▸ **Written problem**: List each line of the data that holds the string "JSON".

● ● ●

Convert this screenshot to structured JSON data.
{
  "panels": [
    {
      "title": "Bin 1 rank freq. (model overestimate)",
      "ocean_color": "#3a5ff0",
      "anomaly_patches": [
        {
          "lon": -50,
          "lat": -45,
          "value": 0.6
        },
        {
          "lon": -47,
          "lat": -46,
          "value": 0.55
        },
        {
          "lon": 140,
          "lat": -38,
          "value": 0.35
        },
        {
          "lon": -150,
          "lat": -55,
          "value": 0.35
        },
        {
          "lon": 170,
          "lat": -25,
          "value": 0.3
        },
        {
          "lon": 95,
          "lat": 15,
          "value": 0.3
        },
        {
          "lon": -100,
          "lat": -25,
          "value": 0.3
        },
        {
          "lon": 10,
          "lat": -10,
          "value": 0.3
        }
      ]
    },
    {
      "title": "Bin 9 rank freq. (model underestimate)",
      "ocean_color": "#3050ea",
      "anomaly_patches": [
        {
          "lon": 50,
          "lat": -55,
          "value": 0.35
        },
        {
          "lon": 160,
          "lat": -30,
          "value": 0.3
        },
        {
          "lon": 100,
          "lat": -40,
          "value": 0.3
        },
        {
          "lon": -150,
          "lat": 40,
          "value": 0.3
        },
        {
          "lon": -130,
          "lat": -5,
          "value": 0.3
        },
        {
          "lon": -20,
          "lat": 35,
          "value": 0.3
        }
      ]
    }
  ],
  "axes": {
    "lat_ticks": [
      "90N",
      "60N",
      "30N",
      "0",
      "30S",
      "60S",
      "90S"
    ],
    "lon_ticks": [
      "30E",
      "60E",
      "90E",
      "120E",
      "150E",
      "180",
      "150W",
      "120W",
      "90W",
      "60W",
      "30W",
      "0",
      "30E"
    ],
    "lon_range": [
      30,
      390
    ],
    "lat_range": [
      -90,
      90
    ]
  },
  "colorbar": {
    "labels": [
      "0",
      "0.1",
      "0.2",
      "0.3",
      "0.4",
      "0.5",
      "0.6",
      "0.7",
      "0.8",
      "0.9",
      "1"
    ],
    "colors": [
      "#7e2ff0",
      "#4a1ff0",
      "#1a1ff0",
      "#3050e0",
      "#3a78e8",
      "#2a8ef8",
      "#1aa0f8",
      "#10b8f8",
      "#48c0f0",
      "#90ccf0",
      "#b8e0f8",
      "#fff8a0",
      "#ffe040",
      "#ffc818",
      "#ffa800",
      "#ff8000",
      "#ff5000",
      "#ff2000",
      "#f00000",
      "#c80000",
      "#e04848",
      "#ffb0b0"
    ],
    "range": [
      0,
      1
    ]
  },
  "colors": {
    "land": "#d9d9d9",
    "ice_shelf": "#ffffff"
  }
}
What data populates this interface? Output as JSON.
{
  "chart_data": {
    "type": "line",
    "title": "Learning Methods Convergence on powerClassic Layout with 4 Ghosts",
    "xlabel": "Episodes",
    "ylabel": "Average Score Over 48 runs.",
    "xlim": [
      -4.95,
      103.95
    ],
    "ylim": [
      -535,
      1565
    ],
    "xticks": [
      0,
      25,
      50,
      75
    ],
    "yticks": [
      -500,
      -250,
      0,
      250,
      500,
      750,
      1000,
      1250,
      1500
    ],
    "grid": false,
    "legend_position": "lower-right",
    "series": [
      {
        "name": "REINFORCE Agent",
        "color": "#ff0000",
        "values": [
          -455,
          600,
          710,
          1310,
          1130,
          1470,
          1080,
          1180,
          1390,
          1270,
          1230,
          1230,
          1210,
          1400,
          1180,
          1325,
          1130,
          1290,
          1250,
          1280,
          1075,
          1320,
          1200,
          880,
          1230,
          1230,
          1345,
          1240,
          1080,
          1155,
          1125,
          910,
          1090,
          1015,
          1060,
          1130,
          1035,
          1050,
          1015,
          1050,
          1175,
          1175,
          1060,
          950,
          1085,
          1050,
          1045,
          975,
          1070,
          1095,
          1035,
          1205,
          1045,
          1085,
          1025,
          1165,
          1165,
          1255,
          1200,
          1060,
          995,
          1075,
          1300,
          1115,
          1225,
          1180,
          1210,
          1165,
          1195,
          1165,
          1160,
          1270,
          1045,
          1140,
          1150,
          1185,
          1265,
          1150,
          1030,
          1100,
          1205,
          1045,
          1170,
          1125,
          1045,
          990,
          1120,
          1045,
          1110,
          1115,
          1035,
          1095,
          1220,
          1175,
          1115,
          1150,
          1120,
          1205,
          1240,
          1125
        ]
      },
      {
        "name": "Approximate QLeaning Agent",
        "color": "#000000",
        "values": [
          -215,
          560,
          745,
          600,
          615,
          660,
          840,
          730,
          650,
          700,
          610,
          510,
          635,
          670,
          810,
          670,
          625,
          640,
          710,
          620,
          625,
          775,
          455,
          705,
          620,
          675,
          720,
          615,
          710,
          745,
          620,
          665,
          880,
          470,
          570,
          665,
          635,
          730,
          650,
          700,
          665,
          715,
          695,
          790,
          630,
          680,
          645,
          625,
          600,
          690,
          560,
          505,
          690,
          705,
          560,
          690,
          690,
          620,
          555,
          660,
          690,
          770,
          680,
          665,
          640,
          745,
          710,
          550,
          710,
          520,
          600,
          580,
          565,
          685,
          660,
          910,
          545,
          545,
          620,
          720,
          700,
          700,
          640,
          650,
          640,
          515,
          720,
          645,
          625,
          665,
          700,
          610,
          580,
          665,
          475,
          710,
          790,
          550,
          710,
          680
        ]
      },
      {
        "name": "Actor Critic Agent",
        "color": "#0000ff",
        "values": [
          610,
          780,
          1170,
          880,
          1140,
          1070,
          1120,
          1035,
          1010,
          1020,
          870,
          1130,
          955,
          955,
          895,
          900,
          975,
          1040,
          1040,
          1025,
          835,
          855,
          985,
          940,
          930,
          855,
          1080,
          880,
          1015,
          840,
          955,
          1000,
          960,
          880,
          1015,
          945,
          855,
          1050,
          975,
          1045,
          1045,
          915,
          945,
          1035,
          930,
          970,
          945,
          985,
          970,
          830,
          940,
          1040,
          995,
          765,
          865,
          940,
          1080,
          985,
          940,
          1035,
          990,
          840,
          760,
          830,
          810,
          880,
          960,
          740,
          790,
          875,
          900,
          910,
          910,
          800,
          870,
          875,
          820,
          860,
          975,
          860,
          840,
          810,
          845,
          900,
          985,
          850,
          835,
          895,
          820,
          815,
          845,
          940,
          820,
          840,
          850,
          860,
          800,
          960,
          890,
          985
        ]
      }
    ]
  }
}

● ● ●

▸ **Expected answer**:
Convert this screenshot to structured JSON data.
What data populates this interface? Output as JSON.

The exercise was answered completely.